YOUR OBJECTIVE:
Print every record below exactly as written.

-- BEGIN INPUT RECORDS --

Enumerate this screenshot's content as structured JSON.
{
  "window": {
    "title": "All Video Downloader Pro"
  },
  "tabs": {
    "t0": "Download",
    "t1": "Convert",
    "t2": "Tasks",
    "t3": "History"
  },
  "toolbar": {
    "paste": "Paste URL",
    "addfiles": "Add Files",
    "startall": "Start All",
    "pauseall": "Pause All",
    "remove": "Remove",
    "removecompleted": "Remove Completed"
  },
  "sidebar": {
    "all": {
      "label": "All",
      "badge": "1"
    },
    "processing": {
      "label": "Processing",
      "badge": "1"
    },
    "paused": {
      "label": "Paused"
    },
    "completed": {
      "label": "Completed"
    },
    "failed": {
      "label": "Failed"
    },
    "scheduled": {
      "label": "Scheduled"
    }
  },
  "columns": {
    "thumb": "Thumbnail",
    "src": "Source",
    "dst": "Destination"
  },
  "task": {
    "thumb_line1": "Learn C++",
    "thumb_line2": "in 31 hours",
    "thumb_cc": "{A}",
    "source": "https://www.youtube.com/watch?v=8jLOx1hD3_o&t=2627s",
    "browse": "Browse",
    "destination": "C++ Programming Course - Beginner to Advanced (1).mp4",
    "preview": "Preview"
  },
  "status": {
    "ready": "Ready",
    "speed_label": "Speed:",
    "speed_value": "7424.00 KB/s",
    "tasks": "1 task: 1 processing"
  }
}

-- END INPUT RECORDS --

WORKED ANSWER:
Enumerate this screenshot's content as structured JSON.
{
  "window": {
    "title": "All Video Downloader Pro"
  },
  "tabs": {
    "t0": "Download",
    "t1": "Convert",
    "t2": "Tasks",
    "t3": "History"
  },
  "toolbar": {
    "paste": "Paste URL",
    "addfiles": "Add Files",
    "startall": "Start All",
    "pauseall": "Pause All",
    "remove": "Remove",
    "removecompleted": "Remove Completed"
  },
  "sidebar": {
    "all": {
      "label": "All",
      "badge": "1"
    },
    "processing": {
      "label": "Processing",
      "badge": "1"
    },
    "paused": {
      "label": "Paused"
    },
    "completed": {
      "label": "Completed"
    },
    "failed": {
      "label": "Failed"
    },
    "scheduled": {
      "label": "Scheduled"
    }
  },
  "columns": {
    "thumb": "Thumbnail",
    "src": "Source",
    "dst": "Destination"
  },
  "task": {
    "thumb_line1": "Learn C++",
    "thumb_line2": "in 31 hours",
    "thumb_cc": "{A}",
    "source": "https://www.youtube.com/watch?v=8jLOx1hD3_o&t=2627s",
    "browse": "Browse",
    "destination": "C++ Programming Course - Beginner to Advanced (1).mp4",
    "preview": "Preview"
  },
  "status": {
    "ready": "Ready",
    "speed_label": "Speed:",
    "speed_value": "7424.00 KB/s",
    "tasks": "1 task: 1 processing"
  }
}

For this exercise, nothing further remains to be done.